§ GOAL:
Nothing in the data should change when you return it, but leave the pictures out.

§ INPUT RECORDS:
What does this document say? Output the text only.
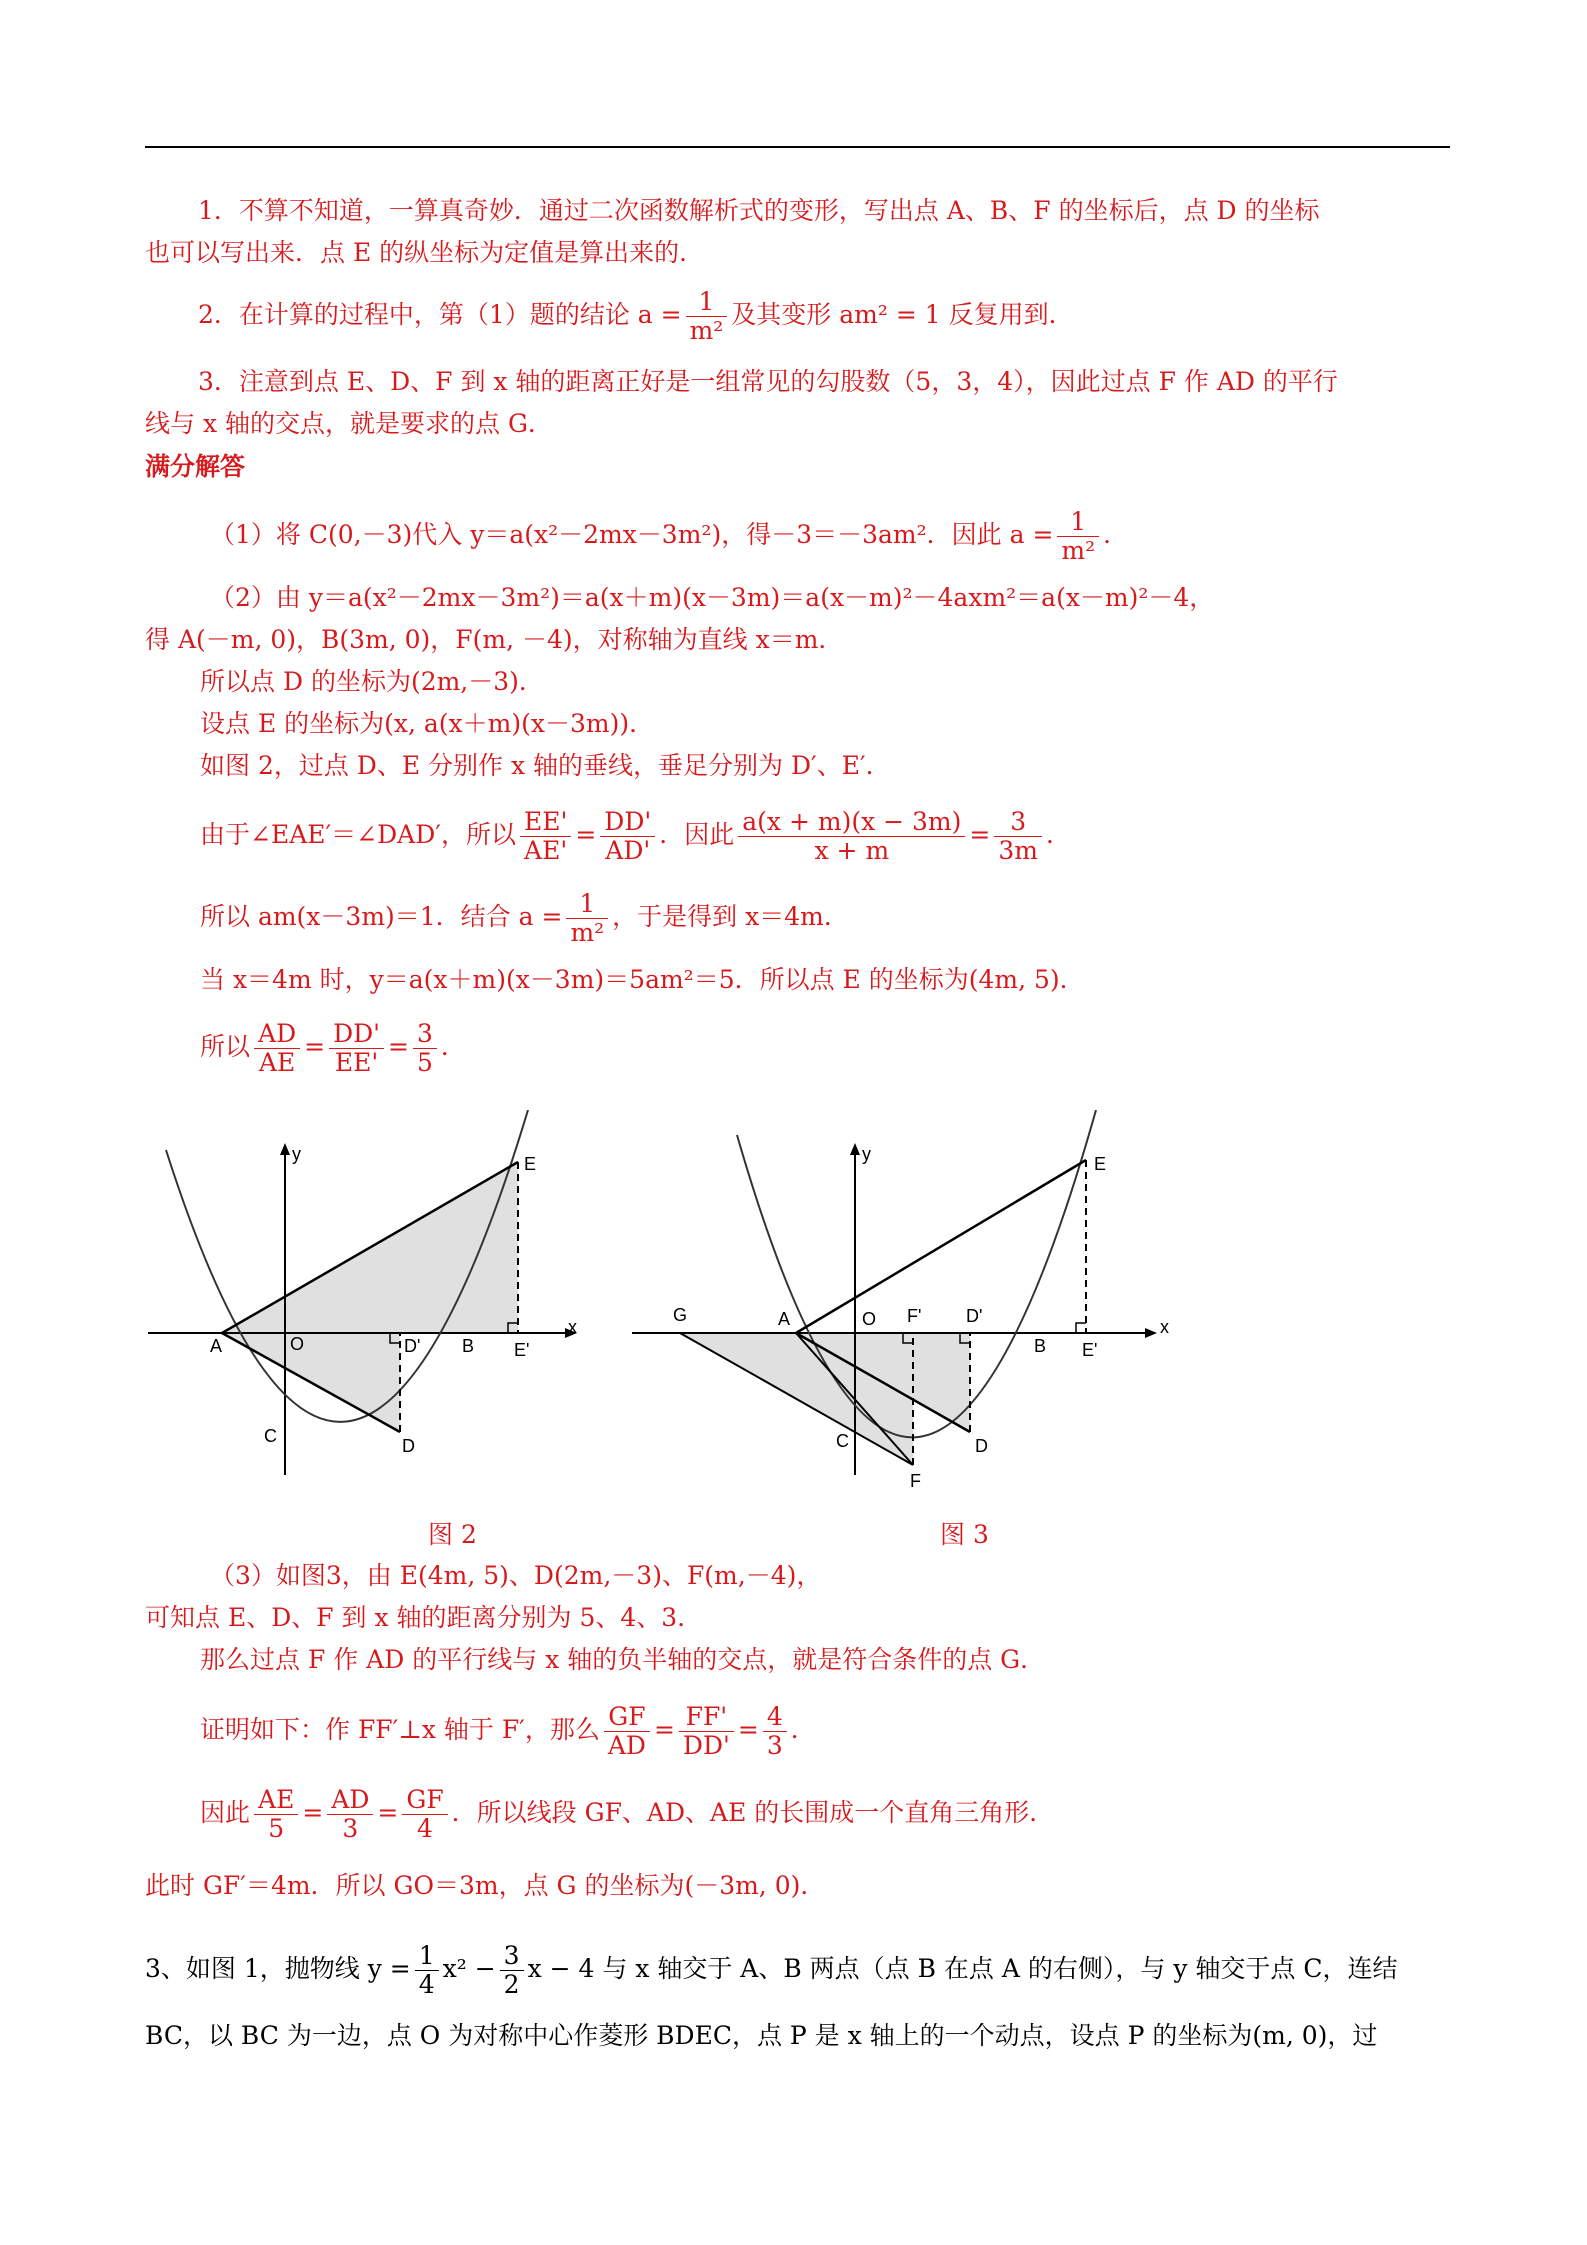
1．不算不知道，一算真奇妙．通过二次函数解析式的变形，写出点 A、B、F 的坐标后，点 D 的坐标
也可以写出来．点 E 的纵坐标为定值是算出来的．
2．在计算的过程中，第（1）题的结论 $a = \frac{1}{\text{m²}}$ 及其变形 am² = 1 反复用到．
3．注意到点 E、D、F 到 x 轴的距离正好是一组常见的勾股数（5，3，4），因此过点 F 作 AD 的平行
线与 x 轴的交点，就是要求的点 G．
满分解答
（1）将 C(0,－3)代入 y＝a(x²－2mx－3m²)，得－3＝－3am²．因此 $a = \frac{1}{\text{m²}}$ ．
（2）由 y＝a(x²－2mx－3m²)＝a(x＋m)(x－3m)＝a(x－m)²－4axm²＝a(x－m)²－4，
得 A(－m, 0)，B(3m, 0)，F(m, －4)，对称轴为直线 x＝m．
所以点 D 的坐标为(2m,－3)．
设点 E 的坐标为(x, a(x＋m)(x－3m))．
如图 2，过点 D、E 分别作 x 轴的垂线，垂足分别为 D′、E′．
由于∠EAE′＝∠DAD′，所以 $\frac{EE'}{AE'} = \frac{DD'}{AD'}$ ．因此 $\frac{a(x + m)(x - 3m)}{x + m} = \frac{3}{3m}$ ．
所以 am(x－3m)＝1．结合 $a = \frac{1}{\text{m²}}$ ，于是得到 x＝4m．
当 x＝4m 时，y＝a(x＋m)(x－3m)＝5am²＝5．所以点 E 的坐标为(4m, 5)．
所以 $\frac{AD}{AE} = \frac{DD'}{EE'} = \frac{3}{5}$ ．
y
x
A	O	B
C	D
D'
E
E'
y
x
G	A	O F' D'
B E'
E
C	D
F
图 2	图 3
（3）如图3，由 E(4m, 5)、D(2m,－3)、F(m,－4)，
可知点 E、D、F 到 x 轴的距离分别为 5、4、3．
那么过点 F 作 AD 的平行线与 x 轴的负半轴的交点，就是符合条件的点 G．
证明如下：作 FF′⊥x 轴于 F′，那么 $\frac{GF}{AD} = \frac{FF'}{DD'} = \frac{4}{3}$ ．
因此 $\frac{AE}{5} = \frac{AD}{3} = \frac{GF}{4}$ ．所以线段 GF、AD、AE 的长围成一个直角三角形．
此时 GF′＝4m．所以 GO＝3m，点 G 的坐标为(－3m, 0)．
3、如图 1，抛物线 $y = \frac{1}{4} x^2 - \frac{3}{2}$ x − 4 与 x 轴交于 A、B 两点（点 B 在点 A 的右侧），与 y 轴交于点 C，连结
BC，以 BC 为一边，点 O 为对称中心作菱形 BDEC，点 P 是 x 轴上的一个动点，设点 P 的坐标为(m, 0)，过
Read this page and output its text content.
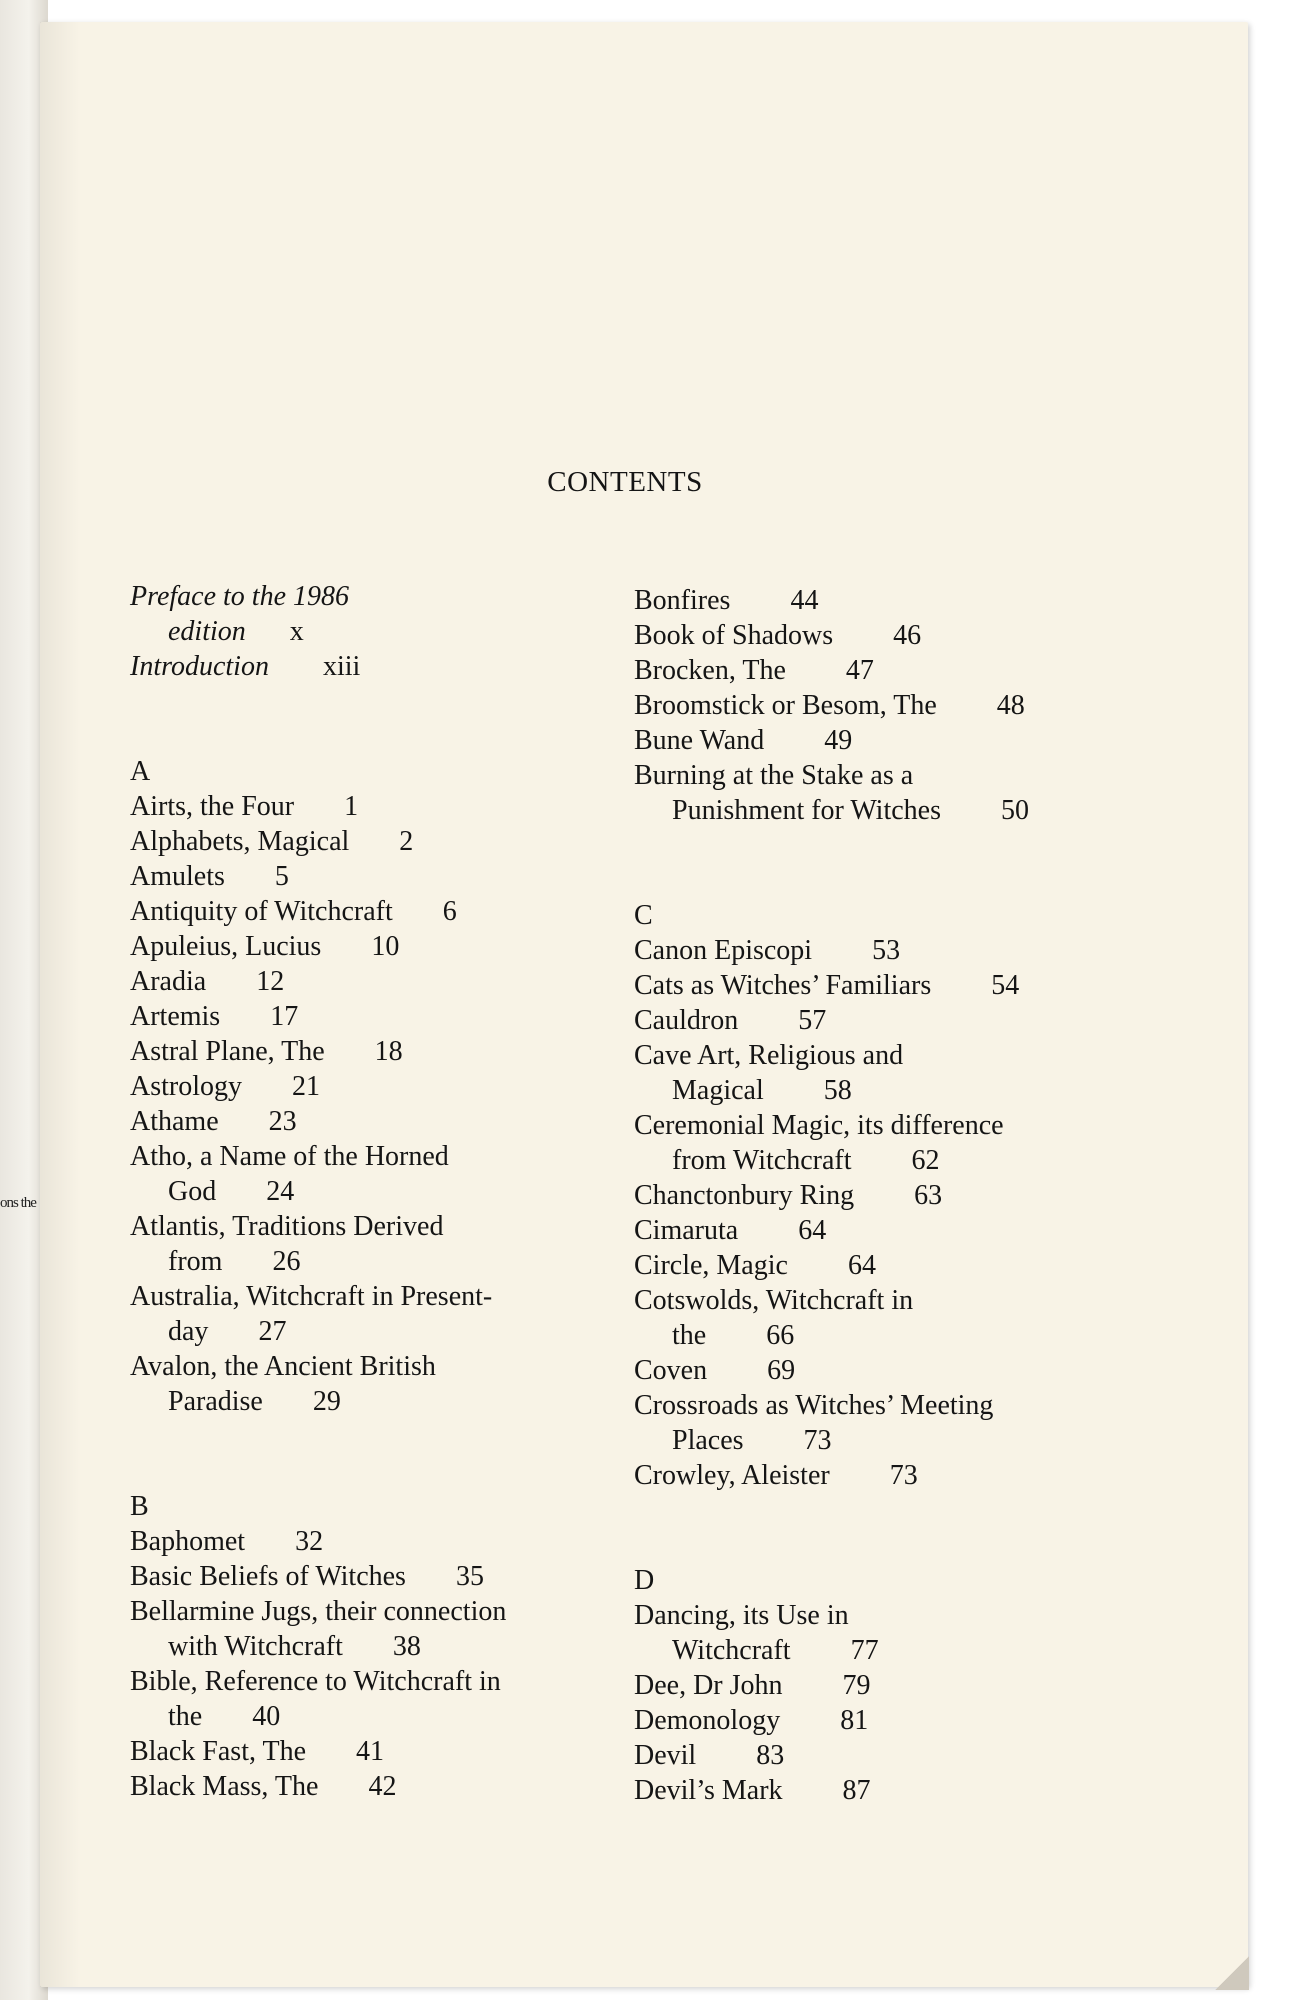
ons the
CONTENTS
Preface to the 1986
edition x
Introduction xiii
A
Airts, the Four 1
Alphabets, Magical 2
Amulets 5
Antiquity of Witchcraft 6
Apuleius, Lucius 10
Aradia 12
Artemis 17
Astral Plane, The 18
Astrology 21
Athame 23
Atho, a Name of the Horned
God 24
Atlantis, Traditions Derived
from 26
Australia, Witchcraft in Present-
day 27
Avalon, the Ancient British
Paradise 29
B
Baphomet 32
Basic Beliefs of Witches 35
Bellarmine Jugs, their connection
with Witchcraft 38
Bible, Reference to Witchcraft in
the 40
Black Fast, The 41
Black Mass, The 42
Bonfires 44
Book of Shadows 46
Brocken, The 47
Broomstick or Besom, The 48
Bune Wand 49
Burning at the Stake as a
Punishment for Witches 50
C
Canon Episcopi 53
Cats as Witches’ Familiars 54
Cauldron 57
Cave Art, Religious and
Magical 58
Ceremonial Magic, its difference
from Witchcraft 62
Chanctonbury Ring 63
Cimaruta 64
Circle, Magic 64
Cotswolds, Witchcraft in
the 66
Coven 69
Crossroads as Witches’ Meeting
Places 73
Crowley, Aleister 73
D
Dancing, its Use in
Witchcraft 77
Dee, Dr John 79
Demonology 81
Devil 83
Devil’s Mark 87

§ RESPONSE:
What does this document say? Output the text only.
1．不算不知道，一算真奇妙．通过二次函数解析式的变形，写出点 A、B、F 的坐标后，点 D 的坐标
也可以写出来．点 E 的纵坐标为定值是算出来的．
2．在计算的过程中，第（1）题的结论 $a = \frac{1}{\text{m²}}$ 及其变形 am² = 1 反复用到．
3．注意到点 E、D、F 到 x 轴的距离正好是一组常见的勾股数（5，3，4），因此过点 F 作 AD 的平行
线与 x 轴的交点，就是要求的点 G．
满分解答
（1）将 C(0,－3)代入 y＝a(x²－2mx－3m²)，得－3＝－3am²．因此 $a = \frac{1}{\text{m²}}$ ．
（2）由 y＝a(x²－2mx－3m²)＝a(x＋m)(x－3m)＝a(x－m)²－4axm²＝a(x－m)²－4，
得 A(－m, 0)，B(3m, 0)，F(m, －4)，对称轴为直线 x＝m．
所以点 D 的坐标为(2m,－3)．
设点 E 的坐标为(x, a(x＋m)(x－3m))．
如图 2，过点 D、E 分别作 x 轴的垂线，垂足分别为 D′、E′．
由于∠EAE′＝∠DAD′，所以 $\frac{EE'}{AE'} = \frac{DD'}{AD'}$ ．因此 $\frac{a(x + m)(x - 3m)}{x + m} = \frac{3}{3m}$ ．
所以 am(x－3m)＝1．结合 $a = \frac{1}{\text{m²}}$ ，于是得到 x＝4m．
当 x＝4m 时，y＝a(x＋m)(x－3m)＝5am²＝5．所以点 E 的坐标为(4m, 5)．
所以 $\frac{AD}{AE} = \frac{DD'}{EE'} = \frac{3}{5}$ ．
y
x
A	O	B
C	D
D'
E
E'
y
x
G	A	O F' D'
B E'
E
C	D
F
图 2	图 3
（3）如图3，由 E(4m, 5)、D(2m,－3)、F(m,－4)，
可知点 E、D、F 到 x 轴的距离分别为 5、4、3．
那么过点 F 作 AD 的平行线与 x 轴的负半轴的交点，就是符合条件的点 G．
证明如下：作 FF′⊥x 轴于 F′，那么 $\frac{GF}{AD} = \frac{FF'}{DD'} = \frac{4}{3}$ ．
因此 $\frac{AE}{5} = \frac{AD}{3} = \frac{GF}{4}$ ．所以线段 GF、AD、AE 的长围成一个直角三角形．
此时 GF′＝4m．所以 GO＝3m，点 G 的坐标为(－3m, 0)．
3、如图 1，抛物线 $y = \frac{1}{4} x^2 - \frac{3}{2}$ x − 4 与 x 轴交于 A、B 两点（点 B 在点 A 的右侧），与 y 轴交于点 C，连结
BC，以 BC 为一边，点 O 为对称中心作菱形 BDEC，点 P 是 x 轴上的一个动点，设点 P 的坐标为(m, 0)，过
Read this page and output its text content.
ons the
CONTENTS
Preface to the 1986
edition x
Introduction xiii
A
Airts, the Four 1
Alphabets, Magical 2
Amulets 5
Antiquity of Witchcraft 6
Apuleius, Lucius 10
Aradia 12
Artemis 17
Astral Plane, The 18
Astrology 21
Athame 23
Atho, a Name of the Horned
God 24
Atlantis, Traditions Derived
from 26
Australia, Witchcraft in Present-
day 27
Avalon, the Ancient British
Paradise 29
B
Baphomet 32
Basic Beliefs of Witches 35
Bellarmine Jugs, their connection
with Witchcraft 38
Bible, Reference to Witchcraft in
the 40
Black Fast, The 41
Black Mass, The 42
Bonfires 44
Book of Shadows 46
Brocken, The 47
Broomstick or Besom, The 48
Bune Wand 49
Burning at the Stake as a
Punishment for Witches 50
C
Canon Episcopi 53
Cats as Witches’ Familiars 54
Cauldron 57
Cave Art, Religious and
Magical 58
Ceremonial Magic, its difference
from Witchcraft 62
Chanctonbury Ring 63
Cimaruta 64
Circle, Magic 64
Cotswolds, Witchcraft in
the 66
Coven 69
Crossroads as Witches’ Meeting
Places 73
Crowley, Aleister 73
D
Dancing, its Use in
Witchcraft 77
Dee, Dr John 79
Demonology 81
Devil 83
Devil’s Mark 87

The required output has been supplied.